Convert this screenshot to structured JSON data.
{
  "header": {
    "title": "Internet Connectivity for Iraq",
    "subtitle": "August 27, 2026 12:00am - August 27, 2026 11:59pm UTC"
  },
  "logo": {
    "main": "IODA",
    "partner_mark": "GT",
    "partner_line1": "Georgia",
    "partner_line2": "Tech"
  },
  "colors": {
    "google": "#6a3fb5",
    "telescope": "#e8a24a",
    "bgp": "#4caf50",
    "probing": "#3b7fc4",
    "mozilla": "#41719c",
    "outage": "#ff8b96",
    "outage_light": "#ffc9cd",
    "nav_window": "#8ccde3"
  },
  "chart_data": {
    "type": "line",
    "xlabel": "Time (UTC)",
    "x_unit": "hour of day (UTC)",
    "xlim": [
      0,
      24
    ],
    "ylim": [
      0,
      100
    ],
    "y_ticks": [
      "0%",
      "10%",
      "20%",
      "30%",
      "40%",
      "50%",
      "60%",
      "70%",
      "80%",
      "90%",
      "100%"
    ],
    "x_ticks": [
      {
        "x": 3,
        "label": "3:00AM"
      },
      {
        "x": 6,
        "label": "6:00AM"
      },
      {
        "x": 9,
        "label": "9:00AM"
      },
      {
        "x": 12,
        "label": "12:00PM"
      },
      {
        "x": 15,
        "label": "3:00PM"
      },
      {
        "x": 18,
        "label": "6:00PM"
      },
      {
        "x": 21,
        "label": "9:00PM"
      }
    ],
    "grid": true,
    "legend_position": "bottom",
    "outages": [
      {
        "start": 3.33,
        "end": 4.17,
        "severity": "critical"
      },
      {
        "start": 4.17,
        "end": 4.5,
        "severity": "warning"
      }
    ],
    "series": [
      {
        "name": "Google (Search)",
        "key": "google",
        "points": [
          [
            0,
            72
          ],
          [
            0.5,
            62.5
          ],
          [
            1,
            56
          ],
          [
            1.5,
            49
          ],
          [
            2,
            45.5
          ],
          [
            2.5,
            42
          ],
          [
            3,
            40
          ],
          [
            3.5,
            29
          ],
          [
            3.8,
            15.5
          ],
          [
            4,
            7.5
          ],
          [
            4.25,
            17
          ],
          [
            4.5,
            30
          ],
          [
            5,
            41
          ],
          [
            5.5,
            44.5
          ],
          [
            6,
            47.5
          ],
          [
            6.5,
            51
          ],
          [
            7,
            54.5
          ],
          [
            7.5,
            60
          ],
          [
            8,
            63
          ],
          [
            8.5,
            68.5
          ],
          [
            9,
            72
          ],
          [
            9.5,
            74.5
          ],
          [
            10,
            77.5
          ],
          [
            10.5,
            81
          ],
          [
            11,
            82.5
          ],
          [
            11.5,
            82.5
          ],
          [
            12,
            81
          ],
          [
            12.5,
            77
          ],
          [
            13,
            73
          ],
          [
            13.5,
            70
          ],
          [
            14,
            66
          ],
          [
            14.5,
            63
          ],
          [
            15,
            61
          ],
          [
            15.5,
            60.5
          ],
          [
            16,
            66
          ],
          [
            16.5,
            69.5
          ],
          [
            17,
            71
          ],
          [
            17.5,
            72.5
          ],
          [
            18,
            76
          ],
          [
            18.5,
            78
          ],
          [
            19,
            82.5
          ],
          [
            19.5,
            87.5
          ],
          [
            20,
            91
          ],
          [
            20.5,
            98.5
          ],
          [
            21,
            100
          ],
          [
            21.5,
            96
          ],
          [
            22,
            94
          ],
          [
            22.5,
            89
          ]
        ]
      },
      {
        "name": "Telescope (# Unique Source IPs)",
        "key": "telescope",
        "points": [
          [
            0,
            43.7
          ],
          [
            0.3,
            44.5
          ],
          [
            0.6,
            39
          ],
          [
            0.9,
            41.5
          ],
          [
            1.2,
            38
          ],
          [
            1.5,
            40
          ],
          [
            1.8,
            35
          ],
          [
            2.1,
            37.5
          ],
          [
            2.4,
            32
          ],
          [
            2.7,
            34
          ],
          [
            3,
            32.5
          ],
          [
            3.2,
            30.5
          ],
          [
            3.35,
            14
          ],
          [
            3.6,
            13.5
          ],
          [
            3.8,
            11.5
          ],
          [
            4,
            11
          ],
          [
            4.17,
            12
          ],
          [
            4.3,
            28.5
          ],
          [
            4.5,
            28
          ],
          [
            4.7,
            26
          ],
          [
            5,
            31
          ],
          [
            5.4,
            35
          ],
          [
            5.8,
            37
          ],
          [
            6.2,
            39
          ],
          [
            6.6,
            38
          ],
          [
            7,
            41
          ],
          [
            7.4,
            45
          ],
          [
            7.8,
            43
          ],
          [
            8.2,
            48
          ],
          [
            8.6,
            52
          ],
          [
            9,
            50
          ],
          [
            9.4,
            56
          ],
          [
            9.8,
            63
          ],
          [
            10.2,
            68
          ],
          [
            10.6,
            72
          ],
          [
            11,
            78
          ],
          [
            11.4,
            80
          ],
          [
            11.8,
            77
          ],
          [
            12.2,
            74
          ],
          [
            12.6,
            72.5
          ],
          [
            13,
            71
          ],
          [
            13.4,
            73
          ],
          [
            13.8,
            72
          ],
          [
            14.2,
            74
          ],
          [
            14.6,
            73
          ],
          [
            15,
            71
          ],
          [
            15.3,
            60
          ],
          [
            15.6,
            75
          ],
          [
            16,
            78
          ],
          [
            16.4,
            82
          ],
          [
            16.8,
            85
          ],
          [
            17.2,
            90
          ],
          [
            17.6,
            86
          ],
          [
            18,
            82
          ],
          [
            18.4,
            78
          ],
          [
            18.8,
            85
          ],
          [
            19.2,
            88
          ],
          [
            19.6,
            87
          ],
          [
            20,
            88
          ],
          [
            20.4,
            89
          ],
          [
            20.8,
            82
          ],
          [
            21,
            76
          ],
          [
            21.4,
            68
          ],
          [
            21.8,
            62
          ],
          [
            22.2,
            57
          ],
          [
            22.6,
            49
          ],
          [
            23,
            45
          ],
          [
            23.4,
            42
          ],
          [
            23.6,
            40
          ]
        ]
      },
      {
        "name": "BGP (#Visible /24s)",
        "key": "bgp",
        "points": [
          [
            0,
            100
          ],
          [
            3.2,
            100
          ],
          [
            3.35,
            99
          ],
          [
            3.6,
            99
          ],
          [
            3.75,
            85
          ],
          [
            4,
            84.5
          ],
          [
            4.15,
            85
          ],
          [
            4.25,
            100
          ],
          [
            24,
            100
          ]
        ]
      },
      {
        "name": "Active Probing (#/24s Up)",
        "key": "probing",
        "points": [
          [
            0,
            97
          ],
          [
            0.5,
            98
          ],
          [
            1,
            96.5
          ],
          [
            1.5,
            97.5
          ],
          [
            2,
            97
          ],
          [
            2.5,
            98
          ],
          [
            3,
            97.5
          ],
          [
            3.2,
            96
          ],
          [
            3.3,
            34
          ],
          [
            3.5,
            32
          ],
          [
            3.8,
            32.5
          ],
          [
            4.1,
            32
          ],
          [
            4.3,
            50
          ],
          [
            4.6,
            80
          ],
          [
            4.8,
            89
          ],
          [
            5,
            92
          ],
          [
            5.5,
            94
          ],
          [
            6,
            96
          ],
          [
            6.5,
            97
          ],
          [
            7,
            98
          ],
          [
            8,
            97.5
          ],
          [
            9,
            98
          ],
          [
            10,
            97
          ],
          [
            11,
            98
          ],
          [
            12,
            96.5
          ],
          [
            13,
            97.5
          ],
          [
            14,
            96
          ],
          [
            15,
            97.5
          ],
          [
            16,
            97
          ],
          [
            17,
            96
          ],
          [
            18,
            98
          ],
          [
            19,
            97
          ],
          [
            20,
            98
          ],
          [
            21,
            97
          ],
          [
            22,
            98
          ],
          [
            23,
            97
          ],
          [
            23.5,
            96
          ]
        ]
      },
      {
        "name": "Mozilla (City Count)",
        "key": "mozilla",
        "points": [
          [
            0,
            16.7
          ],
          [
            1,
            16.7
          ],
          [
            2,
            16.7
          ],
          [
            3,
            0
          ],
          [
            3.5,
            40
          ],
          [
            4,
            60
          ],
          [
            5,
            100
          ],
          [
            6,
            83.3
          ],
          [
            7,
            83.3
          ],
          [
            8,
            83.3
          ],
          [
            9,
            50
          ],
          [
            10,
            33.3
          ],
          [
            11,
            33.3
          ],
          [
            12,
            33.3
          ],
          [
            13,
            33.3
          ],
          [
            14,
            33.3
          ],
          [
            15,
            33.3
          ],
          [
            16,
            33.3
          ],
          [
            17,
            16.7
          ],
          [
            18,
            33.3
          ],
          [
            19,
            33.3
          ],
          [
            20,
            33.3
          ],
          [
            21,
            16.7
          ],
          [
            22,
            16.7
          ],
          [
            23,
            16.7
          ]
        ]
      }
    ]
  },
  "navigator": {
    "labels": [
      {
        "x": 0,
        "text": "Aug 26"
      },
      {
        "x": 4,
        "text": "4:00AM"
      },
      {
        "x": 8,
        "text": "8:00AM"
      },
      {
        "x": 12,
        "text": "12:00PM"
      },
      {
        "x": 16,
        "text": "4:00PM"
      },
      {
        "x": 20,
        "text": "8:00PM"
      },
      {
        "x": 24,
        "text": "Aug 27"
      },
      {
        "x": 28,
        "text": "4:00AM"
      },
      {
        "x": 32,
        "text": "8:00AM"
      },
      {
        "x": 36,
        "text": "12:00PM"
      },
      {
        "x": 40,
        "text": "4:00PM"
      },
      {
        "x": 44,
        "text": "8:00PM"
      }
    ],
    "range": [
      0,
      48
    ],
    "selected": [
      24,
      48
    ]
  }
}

PROBLEM.
Using the listing above, pull out all lines that hold the word "severity".

WRITTEN SOLUTION.
        "severity": "critical"
        "severity": "warning"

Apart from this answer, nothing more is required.